### GIVEN TASK
Identify and reproduce every line holding the string "Draining".

### ROWS

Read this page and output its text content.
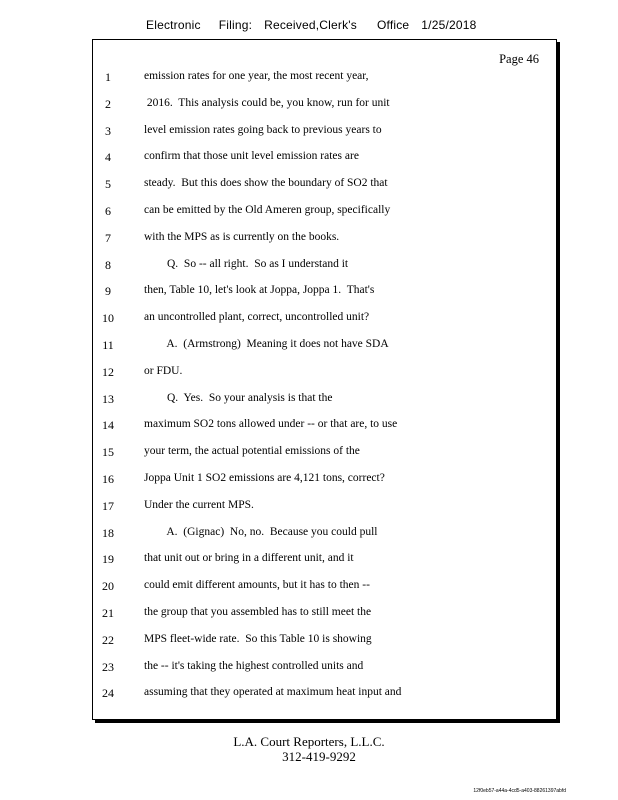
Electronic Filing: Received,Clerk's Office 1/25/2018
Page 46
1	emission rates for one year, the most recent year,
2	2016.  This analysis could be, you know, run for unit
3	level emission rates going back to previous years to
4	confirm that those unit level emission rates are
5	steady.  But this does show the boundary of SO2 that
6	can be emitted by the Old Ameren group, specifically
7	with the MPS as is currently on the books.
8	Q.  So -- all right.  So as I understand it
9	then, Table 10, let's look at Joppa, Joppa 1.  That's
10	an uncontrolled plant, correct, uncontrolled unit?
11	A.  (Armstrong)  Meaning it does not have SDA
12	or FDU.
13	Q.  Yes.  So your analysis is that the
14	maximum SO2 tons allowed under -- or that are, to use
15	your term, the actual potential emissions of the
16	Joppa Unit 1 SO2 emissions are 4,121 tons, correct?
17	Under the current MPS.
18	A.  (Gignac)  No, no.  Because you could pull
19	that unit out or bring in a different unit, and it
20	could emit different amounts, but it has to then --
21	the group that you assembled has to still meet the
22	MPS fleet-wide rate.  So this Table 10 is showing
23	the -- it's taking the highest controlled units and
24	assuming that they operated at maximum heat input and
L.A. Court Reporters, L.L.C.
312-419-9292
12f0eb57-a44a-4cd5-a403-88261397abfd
==
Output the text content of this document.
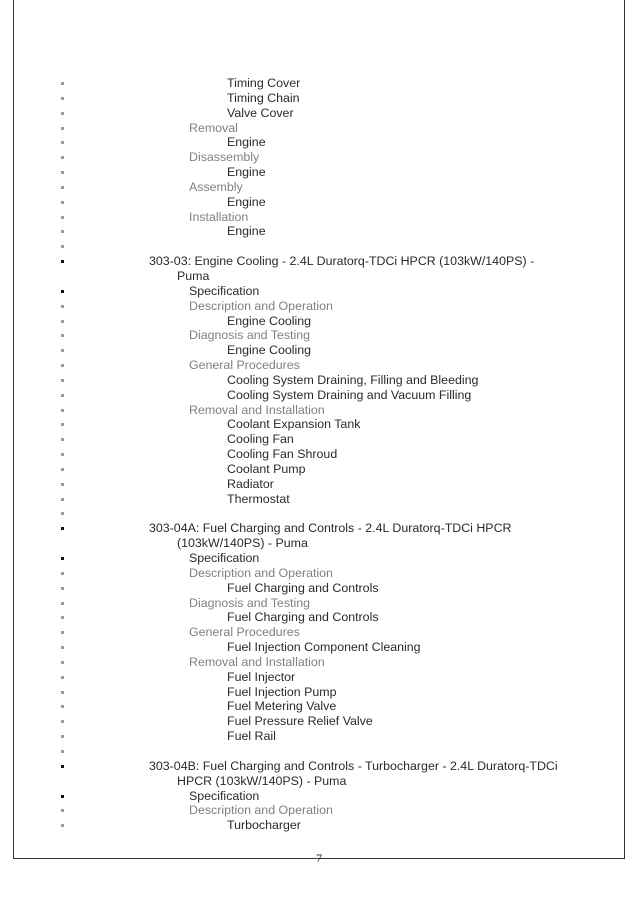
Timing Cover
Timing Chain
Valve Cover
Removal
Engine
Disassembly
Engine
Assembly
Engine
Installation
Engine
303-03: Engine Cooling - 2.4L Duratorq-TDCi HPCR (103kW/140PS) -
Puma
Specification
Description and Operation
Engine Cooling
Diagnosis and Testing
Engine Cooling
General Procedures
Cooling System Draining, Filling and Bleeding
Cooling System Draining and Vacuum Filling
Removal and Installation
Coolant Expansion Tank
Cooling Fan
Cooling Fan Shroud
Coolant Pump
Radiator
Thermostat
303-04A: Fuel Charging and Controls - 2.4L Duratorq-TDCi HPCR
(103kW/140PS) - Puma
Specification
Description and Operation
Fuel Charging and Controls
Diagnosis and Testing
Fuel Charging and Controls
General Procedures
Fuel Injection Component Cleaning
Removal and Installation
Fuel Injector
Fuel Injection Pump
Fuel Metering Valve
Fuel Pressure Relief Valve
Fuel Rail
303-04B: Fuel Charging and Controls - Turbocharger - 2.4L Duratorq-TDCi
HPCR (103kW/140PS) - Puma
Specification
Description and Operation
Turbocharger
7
...
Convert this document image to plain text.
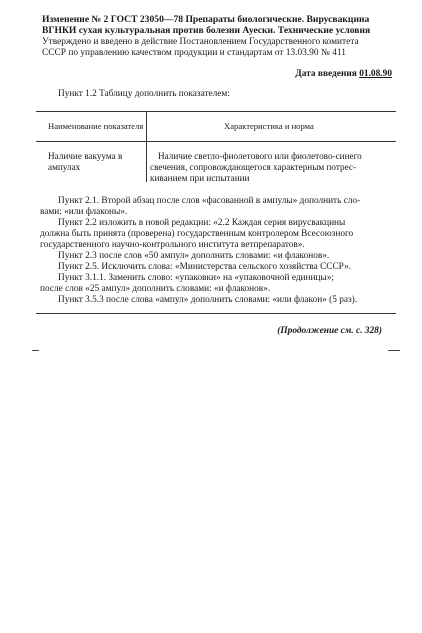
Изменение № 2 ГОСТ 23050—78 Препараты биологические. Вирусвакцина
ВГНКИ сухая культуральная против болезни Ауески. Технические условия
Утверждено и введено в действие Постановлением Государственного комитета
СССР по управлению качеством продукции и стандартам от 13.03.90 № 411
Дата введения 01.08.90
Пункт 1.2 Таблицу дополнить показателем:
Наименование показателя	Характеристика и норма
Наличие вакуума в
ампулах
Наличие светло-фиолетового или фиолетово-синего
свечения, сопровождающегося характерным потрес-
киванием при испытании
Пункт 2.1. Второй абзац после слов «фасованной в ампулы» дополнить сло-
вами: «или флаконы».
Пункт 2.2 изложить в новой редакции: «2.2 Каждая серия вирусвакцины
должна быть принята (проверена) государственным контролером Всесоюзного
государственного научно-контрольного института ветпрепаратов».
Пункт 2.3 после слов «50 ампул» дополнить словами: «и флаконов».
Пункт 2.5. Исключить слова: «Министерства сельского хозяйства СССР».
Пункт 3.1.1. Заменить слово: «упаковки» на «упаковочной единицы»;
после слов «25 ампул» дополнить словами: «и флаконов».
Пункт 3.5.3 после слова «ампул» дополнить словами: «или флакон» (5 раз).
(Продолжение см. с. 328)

### RESULT OF THE TASK
Cooling System Draining, Filling and Bleeding
Cooling System Draining and Vacuum Filling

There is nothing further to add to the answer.